▶ Data tied to figure images
⁂

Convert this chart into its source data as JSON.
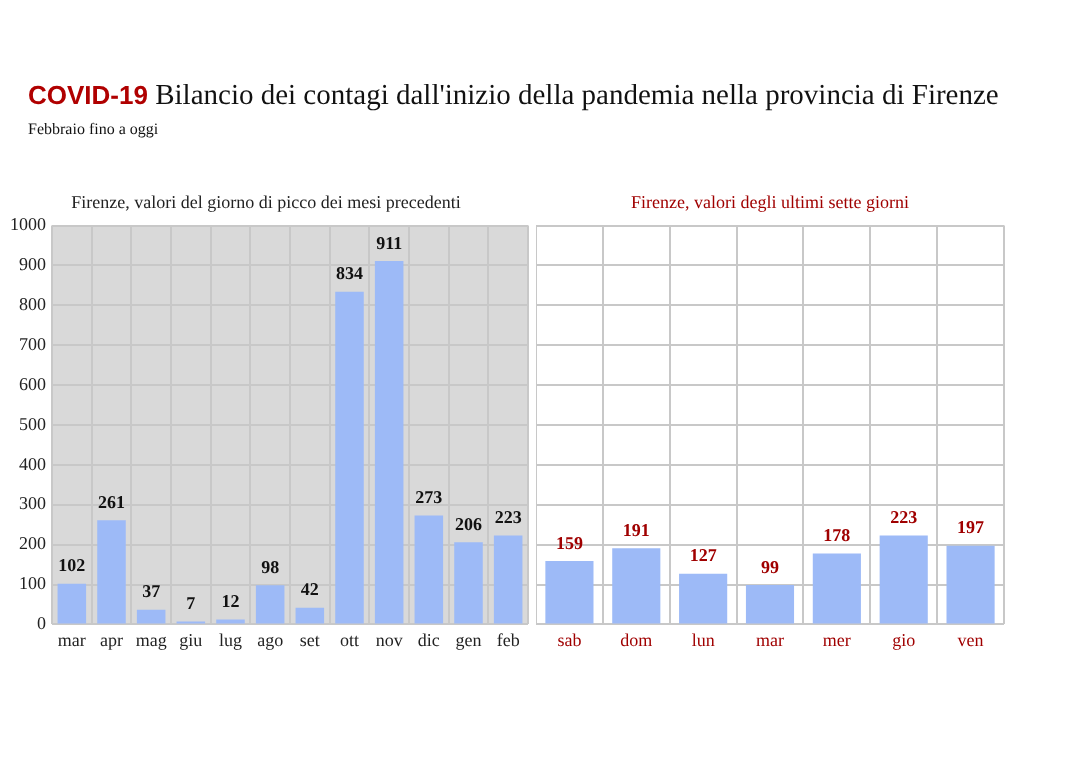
{
  "chart_data": [
    {
      "type": "other",
      "title": "COVID-19 Bilancio dei contagi dall'inizio della pandemia nella provincia di Firenze",
      "subtitle": "Febbraio fino a oggi"
    },
    {
      "type": "bar",
      "title": "Firenze, valori del giorno di picco dei mesi precedenti",
      "categories": [
        "mar",
        "apr",
        "mag",
        "giu",
        "lug",
        "ago",
        "set",
        "ott",
        "nov",
        "dic",
        "gen",
        "feb"
      ],
      "values": [
        102,
        261,
        37,
        7,
        12,
        98,
        42,
        834,
        911,
        273,
        206,
        223
      ],
      "color": "#9dbaf7",
      "ylim": [
        0,
        1000
      ],
      "yticks": [
        0,
        100,
        200,
        300,
        400,
        500,
        600,
        700,
        800,
        900,
        1000
      ],
      "grid": true,
      "data_labels": true
    },
    {
      "type": "bar",
      "title": "Firenze, valori degli ultimi sette giorni",
      "categories": [
        "sab",
        "dom",
        "lun",
        "mar",
        "mer",
        "gio",
        "ven"
      ],
      "values": [
        159,
        191,
        127,
        99,
        178,
        223,
        197
      ],
      "color": "#9dbaf7",
      "ylim": [
        0,
        1000
      ],
      "yticks": [
        0,
        100,
        200,
        300,
        400,
        500,
        600,
        700,
        800,
        900,
        1000
      ],
      "grid": true,
      "data_labels": true,
      "tick_labels": "x"
    }
  ]
}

⁂

▶ Aim
Print the whole listing above once more, word for word, without its pictures.

▶ Exercise output
Convert this chart into its source data as JSON.
{
  "chart_data": [
    {
      "type": "other",
      "title": "COVID-19 Bilancio dei contagi dall'inizio della pandemia nella provincia di Firenze",
      "subtitle": "Febbraio fino a oggi"
    },
    {
      "type": "bar",
      "title": "Firenze, valori del giorno di picco dei mesi precedenti",
      "categories": [
        "mar",
        "apr",
        "mag",
        "giu",
        "lug",
        "ago",
        "set",
        "ott",
        "nov",
        "dic",
        "gen",
        "feb"
      ],
      "values": [
        102,
        261,
        37,
        7,
        12,
        98,
        42,
        834,
        911,
        273,
        206,
        223
      ],
      "color": "#9dbaf7",
      "ylim": [
        0,
        1000
      ],
      "yticks": [
        0,
        100,
        200,
        300,
        400,
        500,
        600,
        700,
        800,
        900,
        1000
      ],
      "grid": true,
      "data_labels": true
    },
    {
      "type": "bar",
      "title": "Firenze, valori degli ultimi sette giorni",
      "categories": [
        "sab",
        "dom",
        "lun",
        "mar",
        "mer",
        "gio",
        "ven"
      ],
      "values": [
        159,
        191,
        127,
        99,
        178,
        223,
        197
      ],
      "color": "#9dbaf7",
      "ylim": [
        0,
        1000
      ],
      "yticks": [
        0,
        100,
        200,
        300,
        400,
        500,
        600,
        700,
        800,
        900,
        1000
      ],
      "grid": true,
      "data_labels": true,
      "tick_labels": "x"
    }
  ]
}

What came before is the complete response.